Exercise: Nothing but the lines from the one containing "What does this" through the last line should be written out, please, exactly as they stand.

Excerpted data:

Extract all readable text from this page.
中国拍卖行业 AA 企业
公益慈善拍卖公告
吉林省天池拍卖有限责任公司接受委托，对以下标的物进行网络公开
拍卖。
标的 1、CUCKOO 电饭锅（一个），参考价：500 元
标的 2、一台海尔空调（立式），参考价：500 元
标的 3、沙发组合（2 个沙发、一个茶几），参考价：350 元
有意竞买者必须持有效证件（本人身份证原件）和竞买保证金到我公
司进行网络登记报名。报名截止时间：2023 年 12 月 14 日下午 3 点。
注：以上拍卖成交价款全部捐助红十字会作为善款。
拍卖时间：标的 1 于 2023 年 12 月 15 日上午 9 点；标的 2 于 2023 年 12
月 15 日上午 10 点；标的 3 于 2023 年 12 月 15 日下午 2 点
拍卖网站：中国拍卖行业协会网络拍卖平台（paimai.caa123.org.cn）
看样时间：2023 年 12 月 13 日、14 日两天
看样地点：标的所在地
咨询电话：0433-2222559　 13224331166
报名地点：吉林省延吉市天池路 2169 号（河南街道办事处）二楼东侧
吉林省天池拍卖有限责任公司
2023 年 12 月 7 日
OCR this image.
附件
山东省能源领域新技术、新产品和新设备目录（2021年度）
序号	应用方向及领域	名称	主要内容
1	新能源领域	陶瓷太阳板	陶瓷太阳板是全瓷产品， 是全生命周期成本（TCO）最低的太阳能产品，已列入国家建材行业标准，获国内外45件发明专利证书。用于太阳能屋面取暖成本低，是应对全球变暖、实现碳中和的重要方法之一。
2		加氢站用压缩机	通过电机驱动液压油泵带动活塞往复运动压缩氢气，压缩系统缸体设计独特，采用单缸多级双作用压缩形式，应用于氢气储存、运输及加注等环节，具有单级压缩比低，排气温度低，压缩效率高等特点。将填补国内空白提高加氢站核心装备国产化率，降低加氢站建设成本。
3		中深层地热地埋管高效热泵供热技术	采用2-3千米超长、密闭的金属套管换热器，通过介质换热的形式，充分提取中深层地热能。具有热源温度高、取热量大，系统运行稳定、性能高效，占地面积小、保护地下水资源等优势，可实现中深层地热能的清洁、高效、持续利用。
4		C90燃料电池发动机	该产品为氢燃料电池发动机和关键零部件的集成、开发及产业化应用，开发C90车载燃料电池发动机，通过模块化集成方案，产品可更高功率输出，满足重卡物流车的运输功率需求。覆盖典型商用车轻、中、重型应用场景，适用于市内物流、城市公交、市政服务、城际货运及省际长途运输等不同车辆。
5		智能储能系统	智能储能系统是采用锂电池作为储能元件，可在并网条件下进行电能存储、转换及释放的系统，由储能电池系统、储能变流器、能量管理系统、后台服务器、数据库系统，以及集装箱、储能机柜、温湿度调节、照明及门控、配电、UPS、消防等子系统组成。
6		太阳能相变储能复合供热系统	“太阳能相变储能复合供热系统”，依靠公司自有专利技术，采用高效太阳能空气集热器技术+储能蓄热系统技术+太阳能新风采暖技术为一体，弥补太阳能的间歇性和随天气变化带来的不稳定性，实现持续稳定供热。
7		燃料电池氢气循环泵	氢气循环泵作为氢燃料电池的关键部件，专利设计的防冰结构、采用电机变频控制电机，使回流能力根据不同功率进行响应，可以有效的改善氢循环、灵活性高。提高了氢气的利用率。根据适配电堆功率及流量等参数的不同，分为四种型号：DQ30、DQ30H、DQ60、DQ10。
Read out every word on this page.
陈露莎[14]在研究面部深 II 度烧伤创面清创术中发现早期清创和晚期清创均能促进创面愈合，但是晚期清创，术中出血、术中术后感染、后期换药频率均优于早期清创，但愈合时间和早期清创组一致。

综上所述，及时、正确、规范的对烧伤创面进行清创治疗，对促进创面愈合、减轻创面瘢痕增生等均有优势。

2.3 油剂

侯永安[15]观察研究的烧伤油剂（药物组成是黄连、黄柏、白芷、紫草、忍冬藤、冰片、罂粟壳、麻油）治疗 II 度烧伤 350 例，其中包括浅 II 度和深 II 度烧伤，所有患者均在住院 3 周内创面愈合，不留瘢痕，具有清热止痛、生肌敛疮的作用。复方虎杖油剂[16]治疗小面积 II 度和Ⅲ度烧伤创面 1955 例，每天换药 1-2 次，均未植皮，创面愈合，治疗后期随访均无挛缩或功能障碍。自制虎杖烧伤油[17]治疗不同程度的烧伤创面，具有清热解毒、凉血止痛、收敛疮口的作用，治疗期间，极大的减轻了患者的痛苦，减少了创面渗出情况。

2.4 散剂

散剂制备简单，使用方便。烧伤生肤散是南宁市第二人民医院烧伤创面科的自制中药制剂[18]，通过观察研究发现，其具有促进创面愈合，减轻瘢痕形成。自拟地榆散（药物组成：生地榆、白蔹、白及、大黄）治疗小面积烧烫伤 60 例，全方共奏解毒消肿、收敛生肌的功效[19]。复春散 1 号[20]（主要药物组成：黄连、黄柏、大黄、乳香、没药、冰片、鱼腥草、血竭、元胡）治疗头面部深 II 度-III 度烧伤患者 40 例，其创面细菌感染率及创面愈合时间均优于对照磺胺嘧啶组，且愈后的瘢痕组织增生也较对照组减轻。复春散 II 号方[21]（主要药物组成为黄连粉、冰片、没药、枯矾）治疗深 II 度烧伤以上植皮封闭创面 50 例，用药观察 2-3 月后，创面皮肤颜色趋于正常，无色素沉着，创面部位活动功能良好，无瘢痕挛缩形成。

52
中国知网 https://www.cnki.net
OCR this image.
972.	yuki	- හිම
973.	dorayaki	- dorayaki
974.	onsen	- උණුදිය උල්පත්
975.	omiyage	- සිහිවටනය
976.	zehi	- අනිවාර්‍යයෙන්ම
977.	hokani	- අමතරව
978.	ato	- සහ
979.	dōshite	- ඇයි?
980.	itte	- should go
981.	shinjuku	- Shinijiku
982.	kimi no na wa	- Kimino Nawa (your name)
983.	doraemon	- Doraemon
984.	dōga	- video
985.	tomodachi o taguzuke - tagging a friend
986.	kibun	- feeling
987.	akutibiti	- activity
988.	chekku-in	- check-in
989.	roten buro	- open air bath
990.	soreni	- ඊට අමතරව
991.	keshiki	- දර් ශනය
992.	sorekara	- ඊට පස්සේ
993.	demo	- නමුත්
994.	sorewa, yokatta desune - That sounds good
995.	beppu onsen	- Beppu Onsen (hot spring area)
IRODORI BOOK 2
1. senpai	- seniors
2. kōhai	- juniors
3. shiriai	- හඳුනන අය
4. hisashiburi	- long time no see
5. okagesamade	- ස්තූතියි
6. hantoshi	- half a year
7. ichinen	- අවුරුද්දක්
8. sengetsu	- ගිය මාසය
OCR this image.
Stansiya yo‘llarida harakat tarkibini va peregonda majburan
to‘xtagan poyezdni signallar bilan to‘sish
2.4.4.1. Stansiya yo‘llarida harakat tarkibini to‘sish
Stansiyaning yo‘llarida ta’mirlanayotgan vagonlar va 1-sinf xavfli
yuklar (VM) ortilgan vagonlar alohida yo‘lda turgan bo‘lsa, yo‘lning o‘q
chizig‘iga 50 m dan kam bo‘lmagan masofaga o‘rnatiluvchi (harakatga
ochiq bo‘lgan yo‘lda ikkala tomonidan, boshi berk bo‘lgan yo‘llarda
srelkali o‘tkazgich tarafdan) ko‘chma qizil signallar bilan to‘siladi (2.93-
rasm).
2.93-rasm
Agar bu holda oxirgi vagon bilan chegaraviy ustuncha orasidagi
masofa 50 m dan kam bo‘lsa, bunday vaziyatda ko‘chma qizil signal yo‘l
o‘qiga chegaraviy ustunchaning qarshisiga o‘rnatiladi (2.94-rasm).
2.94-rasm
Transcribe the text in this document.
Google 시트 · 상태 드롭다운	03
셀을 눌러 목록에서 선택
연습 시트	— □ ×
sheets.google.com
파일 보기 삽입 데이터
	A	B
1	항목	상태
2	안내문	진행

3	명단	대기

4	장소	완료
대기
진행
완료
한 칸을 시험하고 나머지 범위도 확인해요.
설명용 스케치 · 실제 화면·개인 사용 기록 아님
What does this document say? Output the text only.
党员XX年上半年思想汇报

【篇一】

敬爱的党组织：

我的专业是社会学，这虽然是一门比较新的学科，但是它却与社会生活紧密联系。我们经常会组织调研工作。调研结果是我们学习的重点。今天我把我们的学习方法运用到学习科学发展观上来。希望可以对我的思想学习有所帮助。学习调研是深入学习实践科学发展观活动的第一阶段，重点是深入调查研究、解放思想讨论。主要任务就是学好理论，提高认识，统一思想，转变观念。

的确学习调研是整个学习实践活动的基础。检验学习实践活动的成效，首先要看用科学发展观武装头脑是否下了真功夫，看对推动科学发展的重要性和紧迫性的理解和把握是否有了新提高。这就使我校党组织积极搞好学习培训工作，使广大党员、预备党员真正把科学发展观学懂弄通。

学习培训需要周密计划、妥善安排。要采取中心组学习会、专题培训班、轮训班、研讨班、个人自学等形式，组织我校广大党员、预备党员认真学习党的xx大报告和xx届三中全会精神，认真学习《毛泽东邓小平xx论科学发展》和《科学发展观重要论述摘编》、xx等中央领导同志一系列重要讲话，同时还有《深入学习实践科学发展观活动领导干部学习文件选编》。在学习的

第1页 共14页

Full solution:
What does this document say? Output the text only.
党员XX年上半年思想汇报

【篇一】

敬爱的党组织：

我的专业是社会学，这虽然是一门比较新的学科，但是它却与社会生活紧密联系。我们经常会组织调研工作。调研结果是我们学习的重点。今天我把我们的学习方法运用到学习科学发展观上来。希望可以对我的思想学习有所帮助。学习调研是深入学习实践科学发展观活动的第一阶段，重点是深入调查研究、解放思想讨论。主要任务就是学好理论，提高认识，统一思想，转变观念。

的确学习调研是整个学习实践活动的基础。检验学习实践活动的成效，首先要看用科学发展观武装头脑是否下了真功夫，看对推动科学发展的重要性和紧迫性的理解和把握是否有了新提高。这就使我校党组织积极搞好学习培训工作，使广大党员、预备党员真正把科学发展观学懂弄通。

学习培训需要周密计划、妥善安排。要采取中心组学习会、专题培训班、轮训班、研讨班、个人自学等形式，组织我校广大党员、预备党员认真学习党的xx大报告和xx届三中全会精神，认真学习《毛泽东邓小平xx论科学发展》和《科学发展观重要论述摘编》、xx等中央领导同志一系列重要讲话，同时还有《深入学习实践科学发展观活动领导干部学习文件选编》。在学习的

第1页 共14页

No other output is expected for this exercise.